• **Instruction 1**
Render this sentence from the comment thread into Spanish: "I wonder if the noise actually came from a built-in dimmer circuit?"
# start of Source document
Would the rumbling noise have been a synchronous motor turning a coloured disc maybe? Can't think what else would make that noise...
Was it magnetic ballast CFL?_
This was over 30 years ago, but I'm pretty sure there was not a motor, nor was there any color. "Rumble" may not have been the best description. It was almost a hiss and a percolation noise. The lights in the base were warm white, almost yellow, and in my minds eye looked similar to halogen bulbs.
I wonder if the noise actually came from a built-in dimmer circuit?
A few years ago you made a diamond lamp. Mines been going now for about 4 years. Never been turned off.
stop wasting electric power - they should jail you in a dark cold room too 😂😂😂😂
@@HBees79 ermmmmm no
@@HBees79 Do you take a shower longer than 4 minutes>? Then you are wasting more.
@@gordonlawrence1448 but I wash my self, not that I'm just standing in the shower and looking out the window 🚿😂
@@HBees79 Still using more power...
As a complete novice with all this, I'm always in awe of big Clive's soldering skills. I'm all thumbs, but am learning thanks to these videos. Top man 👍
I can't hold components that small while soldering without burning my fingers.
I guess, if the heatsink compound is silicone based, it will creep. Silicone grease I have, especially the older stuff, creeps everywhere once applied. It may not be because the silicone grease is older but because it's been in place for longer.
Changes in temperature and heat transfer through metal often causes metal parts to warp and move around a bit. Even such small movements will create a "pumping" sort of action that causes heatsink compound to creep.
# end of Source document
• **Instruction 2**
Convert the entries from the line containing "- checkbox-xobjects[interactable]: XObjects-Referenz" through the line containing "- radio-seiten-label: Seiten:: [221, 230, 267, 246]", inclusive, into a Markdown table with the columns Row and Line. Number each row, and leave out any blank lines.
# start of Provided records
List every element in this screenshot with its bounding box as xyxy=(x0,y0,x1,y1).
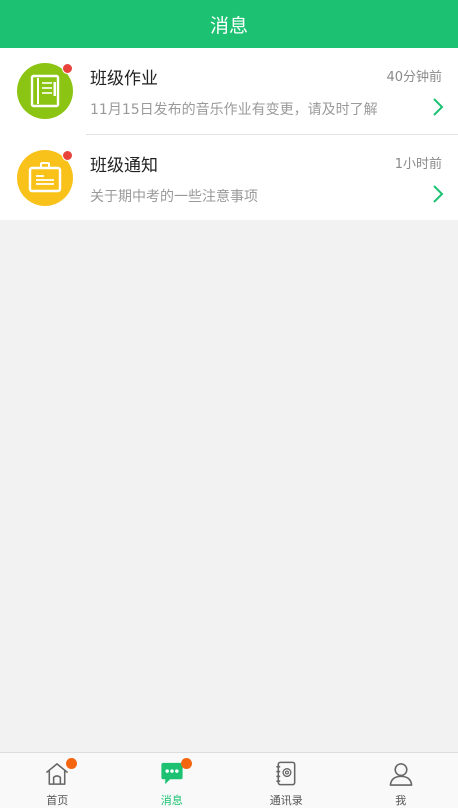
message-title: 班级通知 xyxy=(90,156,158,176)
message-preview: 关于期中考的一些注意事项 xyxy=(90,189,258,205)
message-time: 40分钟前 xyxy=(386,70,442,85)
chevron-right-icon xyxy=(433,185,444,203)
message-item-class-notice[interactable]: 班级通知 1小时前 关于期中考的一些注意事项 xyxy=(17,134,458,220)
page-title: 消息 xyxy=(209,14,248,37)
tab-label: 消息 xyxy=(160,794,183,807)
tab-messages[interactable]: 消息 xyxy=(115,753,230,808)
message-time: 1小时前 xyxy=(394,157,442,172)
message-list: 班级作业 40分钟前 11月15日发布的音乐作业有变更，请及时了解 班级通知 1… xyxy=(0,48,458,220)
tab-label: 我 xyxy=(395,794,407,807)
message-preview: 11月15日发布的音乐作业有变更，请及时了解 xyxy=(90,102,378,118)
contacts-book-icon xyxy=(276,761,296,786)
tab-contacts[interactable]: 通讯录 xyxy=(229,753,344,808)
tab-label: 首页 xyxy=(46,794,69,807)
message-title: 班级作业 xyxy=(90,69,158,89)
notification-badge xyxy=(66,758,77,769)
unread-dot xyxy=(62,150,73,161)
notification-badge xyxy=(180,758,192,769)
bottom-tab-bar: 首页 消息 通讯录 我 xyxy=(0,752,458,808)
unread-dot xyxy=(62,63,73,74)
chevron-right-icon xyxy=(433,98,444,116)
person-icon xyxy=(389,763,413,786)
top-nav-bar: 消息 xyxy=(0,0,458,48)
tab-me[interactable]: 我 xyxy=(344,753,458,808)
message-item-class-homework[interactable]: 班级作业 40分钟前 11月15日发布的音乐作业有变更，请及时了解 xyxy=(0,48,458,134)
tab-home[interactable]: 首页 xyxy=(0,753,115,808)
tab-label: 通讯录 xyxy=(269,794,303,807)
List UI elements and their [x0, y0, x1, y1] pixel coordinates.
# end of Provided records
# start of Provided records
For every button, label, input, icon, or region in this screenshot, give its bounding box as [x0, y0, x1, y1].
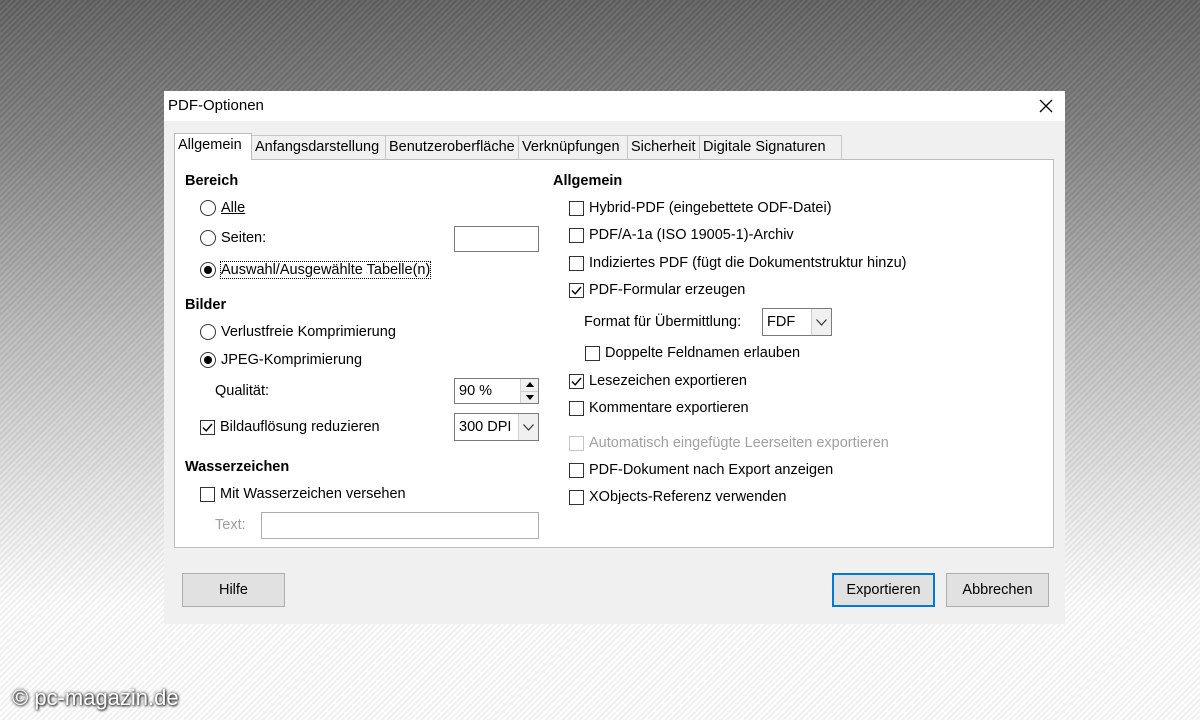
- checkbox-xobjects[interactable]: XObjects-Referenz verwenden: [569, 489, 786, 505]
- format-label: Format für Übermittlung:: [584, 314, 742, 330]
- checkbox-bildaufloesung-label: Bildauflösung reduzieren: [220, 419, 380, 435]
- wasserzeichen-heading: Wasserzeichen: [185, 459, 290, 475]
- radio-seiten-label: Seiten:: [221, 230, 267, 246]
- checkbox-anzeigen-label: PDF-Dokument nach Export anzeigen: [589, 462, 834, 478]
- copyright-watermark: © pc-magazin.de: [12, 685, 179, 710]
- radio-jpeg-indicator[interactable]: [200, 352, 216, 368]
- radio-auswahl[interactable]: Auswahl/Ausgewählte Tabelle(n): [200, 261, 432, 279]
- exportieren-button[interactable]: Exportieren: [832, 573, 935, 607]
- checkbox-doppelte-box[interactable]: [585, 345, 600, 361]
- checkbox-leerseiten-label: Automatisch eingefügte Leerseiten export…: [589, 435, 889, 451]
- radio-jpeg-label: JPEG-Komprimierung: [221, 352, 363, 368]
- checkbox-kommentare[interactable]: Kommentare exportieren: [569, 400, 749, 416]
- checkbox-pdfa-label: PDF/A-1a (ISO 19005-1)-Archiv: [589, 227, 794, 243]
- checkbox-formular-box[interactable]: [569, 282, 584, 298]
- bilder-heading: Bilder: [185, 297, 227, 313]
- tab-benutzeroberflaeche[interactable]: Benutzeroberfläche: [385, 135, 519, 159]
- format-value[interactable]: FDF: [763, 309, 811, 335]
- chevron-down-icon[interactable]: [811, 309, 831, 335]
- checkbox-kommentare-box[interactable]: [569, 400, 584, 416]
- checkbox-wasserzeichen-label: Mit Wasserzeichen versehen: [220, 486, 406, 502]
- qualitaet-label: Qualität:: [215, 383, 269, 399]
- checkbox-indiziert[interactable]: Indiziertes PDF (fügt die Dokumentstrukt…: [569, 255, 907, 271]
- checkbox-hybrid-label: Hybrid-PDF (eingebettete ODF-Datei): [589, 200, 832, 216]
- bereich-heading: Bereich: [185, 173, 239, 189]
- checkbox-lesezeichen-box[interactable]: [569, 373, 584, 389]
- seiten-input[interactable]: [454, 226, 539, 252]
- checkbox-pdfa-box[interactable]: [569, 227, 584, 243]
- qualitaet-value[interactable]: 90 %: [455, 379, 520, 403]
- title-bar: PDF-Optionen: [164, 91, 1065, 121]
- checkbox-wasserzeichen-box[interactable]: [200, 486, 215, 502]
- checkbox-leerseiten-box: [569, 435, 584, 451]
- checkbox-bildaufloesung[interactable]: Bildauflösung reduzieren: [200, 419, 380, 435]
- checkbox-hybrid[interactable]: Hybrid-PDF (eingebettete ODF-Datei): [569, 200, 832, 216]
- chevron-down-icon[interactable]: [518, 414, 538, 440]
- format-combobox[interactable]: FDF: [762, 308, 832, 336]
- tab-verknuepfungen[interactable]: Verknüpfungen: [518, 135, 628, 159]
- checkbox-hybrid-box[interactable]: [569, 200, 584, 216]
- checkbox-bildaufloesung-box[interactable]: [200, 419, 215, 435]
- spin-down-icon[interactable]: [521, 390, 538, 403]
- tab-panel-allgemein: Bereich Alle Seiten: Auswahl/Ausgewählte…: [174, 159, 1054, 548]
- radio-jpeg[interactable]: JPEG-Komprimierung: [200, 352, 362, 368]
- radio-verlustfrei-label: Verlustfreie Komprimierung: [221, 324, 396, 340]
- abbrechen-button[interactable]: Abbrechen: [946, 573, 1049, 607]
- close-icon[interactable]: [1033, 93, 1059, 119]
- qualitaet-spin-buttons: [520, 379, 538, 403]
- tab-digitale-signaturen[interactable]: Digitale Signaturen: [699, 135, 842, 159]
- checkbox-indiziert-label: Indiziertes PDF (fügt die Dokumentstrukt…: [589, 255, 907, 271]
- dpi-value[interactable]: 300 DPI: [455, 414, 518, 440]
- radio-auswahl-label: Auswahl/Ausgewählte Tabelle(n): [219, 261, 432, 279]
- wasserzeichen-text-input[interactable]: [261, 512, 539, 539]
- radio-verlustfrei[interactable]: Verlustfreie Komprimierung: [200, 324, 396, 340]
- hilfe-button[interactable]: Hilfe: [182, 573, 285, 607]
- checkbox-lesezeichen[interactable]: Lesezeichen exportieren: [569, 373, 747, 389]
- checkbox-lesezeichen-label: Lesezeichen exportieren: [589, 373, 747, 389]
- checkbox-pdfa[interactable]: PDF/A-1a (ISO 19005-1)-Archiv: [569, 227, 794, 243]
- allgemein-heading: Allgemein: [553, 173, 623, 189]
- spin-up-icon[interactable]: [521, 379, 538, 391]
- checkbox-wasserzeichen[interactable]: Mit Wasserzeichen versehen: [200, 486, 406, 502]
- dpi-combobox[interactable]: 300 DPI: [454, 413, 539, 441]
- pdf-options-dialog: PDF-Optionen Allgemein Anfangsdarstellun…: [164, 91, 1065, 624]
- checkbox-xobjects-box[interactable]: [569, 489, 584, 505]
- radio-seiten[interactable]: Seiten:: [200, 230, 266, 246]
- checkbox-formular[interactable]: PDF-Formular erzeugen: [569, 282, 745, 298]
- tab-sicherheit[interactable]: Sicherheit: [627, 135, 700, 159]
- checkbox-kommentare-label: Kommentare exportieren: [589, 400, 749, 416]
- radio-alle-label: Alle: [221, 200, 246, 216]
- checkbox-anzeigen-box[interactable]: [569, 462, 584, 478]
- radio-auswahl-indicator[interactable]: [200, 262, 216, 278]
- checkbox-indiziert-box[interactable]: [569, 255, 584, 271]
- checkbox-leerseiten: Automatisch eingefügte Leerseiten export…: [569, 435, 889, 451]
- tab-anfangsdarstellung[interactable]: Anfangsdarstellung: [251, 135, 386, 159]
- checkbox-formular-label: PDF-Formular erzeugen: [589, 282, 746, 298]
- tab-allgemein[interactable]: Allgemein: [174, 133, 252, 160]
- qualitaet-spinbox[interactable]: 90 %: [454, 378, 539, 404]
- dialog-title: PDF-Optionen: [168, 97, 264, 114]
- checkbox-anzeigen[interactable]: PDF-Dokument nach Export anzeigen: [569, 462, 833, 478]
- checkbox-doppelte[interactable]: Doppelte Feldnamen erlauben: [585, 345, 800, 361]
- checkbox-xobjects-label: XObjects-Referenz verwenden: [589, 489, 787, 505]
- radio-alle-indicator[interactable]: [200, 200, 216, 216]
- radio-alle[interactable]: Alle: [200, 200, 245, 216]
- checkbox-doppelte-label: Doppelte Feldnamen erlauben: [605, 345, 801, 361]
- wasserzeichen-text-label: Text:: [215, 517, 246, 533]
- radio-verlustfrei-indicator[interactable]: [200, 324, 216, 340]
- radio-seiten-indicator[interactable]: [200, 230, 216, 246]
# end of Provided records
• **Full answer 1**
Me pregunto si el ruido en realidad provenía de un circuito atenuador incorporado.

• **Full answer 2**
| Row | Line |
|---|---|
| 1 | - checkbox-xobjects[interactable]: XObjects-Referenz verwenden: [569, 489, 786, 505] |
| 2 | - format-label: Format für Übermittlung:: [584, 314, 742, 330] |
| 3 | - checkbox-bildaufloesung-label: Bildauflösung reduzieren: [220, 419, 380, 435] |
| 4 | - wasserzeichen-heading: Wasserzeichen: [185, 459, 290, 475] |
| 5 | - radio-seiten-label: Seiten:: [221, 230, 267, 246] |